### [Given exercise]
What is the number of lines in the entries below that include the word "color"? Provide the number only.

### [Material for this task]
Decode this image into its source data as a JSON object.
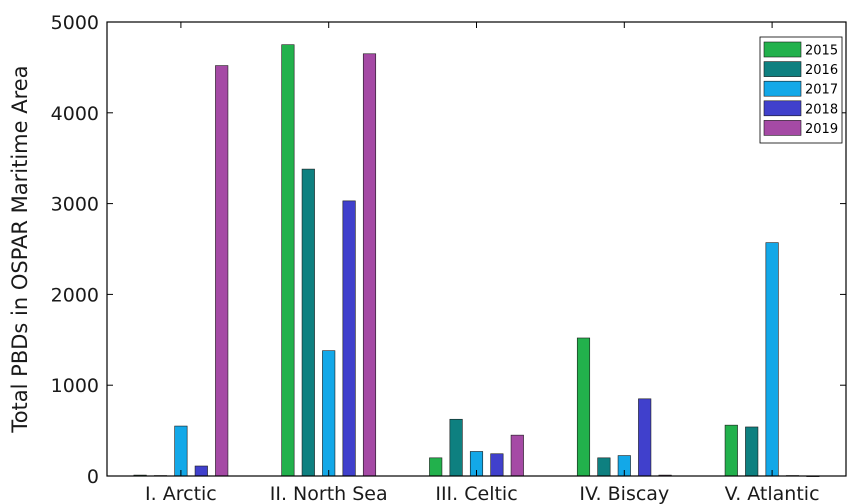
{
  "chart_data": {
    "type": "bar",
    "ylabel": "Total PBDs in OSPAR Maritime Area",
    "xlabel": "",
    "title": "",
    "ylim": [
      0,
      5000
    ],
    "yticks": [
      0,
      1000,
      2000,
      3000,
      4000,
      5000
    ],
    "grid": false,
    "legend_position": "top-right",
    "categories": [
      "I. Arctic",
      "II. North Sea",
      "III. Celtic",
      "IV. Biscay",
      "V. Atlantic"
    ],
    "series": [
      {
        "name": "2015",
        "color": "#22b14c",
        "values": [
          10,
          4750,
          200,
          1520,
          560
        ]
      },
      {
        "name": "2016",
        "color": "#0e8080",
        "values": [
          5,
          3380,
          625,
          200,
          540
        ]
      },
      {
        "name": "2017",
        "color": "#13a8e8",
        "values": [
          550,
          1380,
          270,
          225,
          2570
        ]
      },
      {
        "name": "2018",
        "color": "#4040cc",
        "values": [
          110,
          3030,
          245,
          850,
          5
        ]
      },
      {
        "name": "2019",
        "color": "#a54aa5",
        "values": [
          4520,
          4650,
          450,
          10,
          0
        ]
      }
    ]
  }
}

### [Reply]
5